Rewrite the lines of the listing as a numbered list, from the line containing "badge-2nd-upholder[interactable]: ✦ 2nd" up to and including the line containing "badge-honorable-hero-alt[interactable]: ♛ Honorable", omitting any blank lines.

** BEGIN Given data **

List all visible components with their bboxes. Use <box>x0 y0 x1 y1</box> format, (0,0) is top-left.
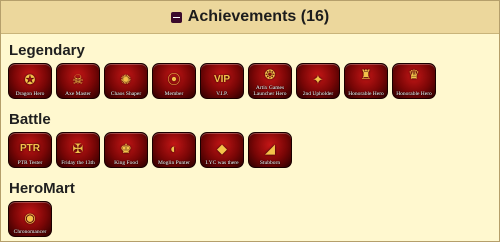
badge-2nd-upholder[interactable]: ✦ 2nd Upholder <box>296 63 340 99</box>
badge-label: Friday the 13th <box>61 160 95 166</box>
badge-row-heromart: ◉ Chronomancer <box>8 201 52 237</box>
badge-artix-games-launcher-hero[interactable]: ❂ Artix Games Launcher Hero <box>248 63 292 99</box>
badge-stubborn[interactable]: ◢ Stubborn <box>248 132 292 168</box>
badge-label: Honorable Hero <box>396 91 432 97</box>
section-title-battle: Battle <box>9 111 51 128</box>
badge-label: Member <box>164 91 184 97</box>
badge-chaos-shaper[interactable]: ✺ Chaos Shaper <box>104 63 148 99</box>
badge-ptr-tester[interactable]: PTR PTR Tester <box>8 132 52 168</box>
vip-icon: VIP <box>213 74 231 85</box>
honorable-hero-icon: ♜ <box>360 67 372 82</box>
badge-label: 2nd Upholder <box>302 91 334 97</box>
axe-master-icon: ☠ <box>72 72 84 87</box>
artix-games-launcher-hero-icon: ❂ <box>264 67 276 82</box>
stubborn-icon: ◢ <box>265 141 275 156</box>
achievements-header[interactable]: Achievements (16) <box>1 1 499 34</box>
chronomancer-icon: ◉ <box>24 210 36 225</box>
badge-label: King Food <box>114 160 138 166</box>
badge-label: Axe Master <box>65 91 91 97</box>
badge-axe-master[interactable]: ☠ Axe Master <box>56 63 100 99</box>
second-upholder-icon: ✦ <box>312 72 324 87</box>
badge-honorable-hero-alt[interactable]: ♛ Honorable Hero <box>392 63 436 99</box>
badge-friday-the-13th[interactable]: ✠ Friday the 13th <box>56 132 100 168</box>
badge-label: Dragon Hero <box>15 91 45 97</box>
badge-member[interactable]: ⦿ Member <box>152 63 196 99</box>
achievements-title: Achievements (16) <box>187 8 330 25</box>
dragon-hero-icon: ✪ <box>24 72 36 87</box>
badge-label: Artix Games Launcher Hero <box>253 85 287 97</box>
moglin-punter-icon: ◐ <box>170 141 178 156</box>
badge-honorable-hero[interactable]: ♜ Honorable Hero <box>344 63 388 99</box>
badge-label: Chaos Shaper <box>110 91 142 97</box>
badge-row-legendary: ✪ Dragon Hero ☠ Axe Master ✺ Chaos Shape… <box>8 63 436 99</box>
section-title-legendary: Legendary <box>9 42 85 59</box>
ptr-tester-icon: PTR <box>20 143 40 154</box>
badge-vip[interactable]: VIP V.I.P. <box>200 63 244 99</box>
badge-king-food[interactable]: ♚ King Food <box>104 132 148 168</box>
badge-iyc-was-there[interactable]: ◆ I.YC was there <box>200 132 244 168</box>
badge-dragon-hero[interactable]: ✪ Dragon Hero <box>8 63 52 99</box>
badge-label: I.YC was there <box>205 160 239 166</box>
honorable-hero-alt-icon: ♛ <box>408 67 420 82</box>
king-food-icon: ♚ <box>120 141 132 156</box>
badge-label: PTR Tester <box>17 160 43 166</box>
badge-label: V.I.P. <box>216 91 228 97</box>
badge-label: Moglin Punter <box>158 160 190 166</box>
iyc-was-there-icon: ◆ <box>217 141 227 156</box>
badge-row-battle: PTR PTR Tester ✠ Friday the 13th ♚ King … <box>8 132 292 168</box>
badge-label: Honorable Hero <box>348 91 384 97</box>
badge-label: Chronomancer <box>13 229 47 235</box>
badge-chronomancer[interactable]: ◉ Chronomancer <box>8 201 52 237</box>
friday-the-13th-icon: ✠ <box>72 141 84 156</box>
badge-label: Stubborn <box>259 160 281 166</box>
section-title-heromart: HeroMart <box>9 180 75 197</box>
achievements-panel: Achievements (16) Legendary ✪ Dragon Her… <box>0 0 500 242</box>
chaos-shaper-icon: ✺ <box>120 72 132 87</box>
minus-square-icon[interactable] <box>170 11 182 23</box>
badge-moglin-punter[interactable]: ◐ Moglin Punter <box>152 132 196 168</box>
member-icon: ⦿ <box>167 72 181 87</box>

** END Given data **

Full output:
1. badge-2nd-upholder[interactable]: ✦ 2nd Upholder <box>296 63 340 99</box>
2. badge-label: Friday the 13th <box>61 160 95 166</box>
3. badge-row-heromart: ◉ Chronomancer <box>8 201 52 237</box>
4. badge-artix-games-launcher-hero[interactable]: ❂ Artix Games Launcher Hero <box>248 63 292 99</box>
5. badge-stubborn[interactable]: ◢ Stubborn <box>248 132 292 168</box>
6. badge-label: Honorable Hero <box>396 91 432 97</box>
7. section-title-battle: Battle <box>9 111 51 128</box>
8. badge-label: Member <box>164 91 184 97</box>
9. badge-chaos-shaper[interactable]: ✺ Chaos Shaper <box>104 63 148 99</box>
10. badge-ptr-tester[interactable]: PTR PTR Tester <box>8 132 52 168</box>
11. vip-icon: VIP <box>213 74 231 85</box>
12. honorable-hero-icon: ♜ <box>360 67 372 82</box>
13. badge-label: 2nd Upholder <box>302 91 334 97</box>
14. axe-master-icon: ☠ <box>72 72 84 87</box>
15. artix-games-launcher-hero-icon: ❂ <box>264 67 276 82</box>
16. stubborn-icon: ◢ <box>265 141 275 156</box>
17. achievements-header[interactable]: Achievements (16) <box>1 1 499 34</box>
18. chronomancer-icon: ◉ <box>24 210 36 225</box>
19. badge-label: King Food <box>114 160 138 166</box>
20. badge-label: Axe Master <box>65 91 91 97</box>
21. badge-axe-master[interactable]: ☠ Axe Master <box>56 63 100 99</box>
22. second-upholder-icon: ✦ <box>312 72 324 87</box>
23. badge-honorable-hero-alt[interactable]: ♛ Honorable Hero <box>392 63 436 99</box>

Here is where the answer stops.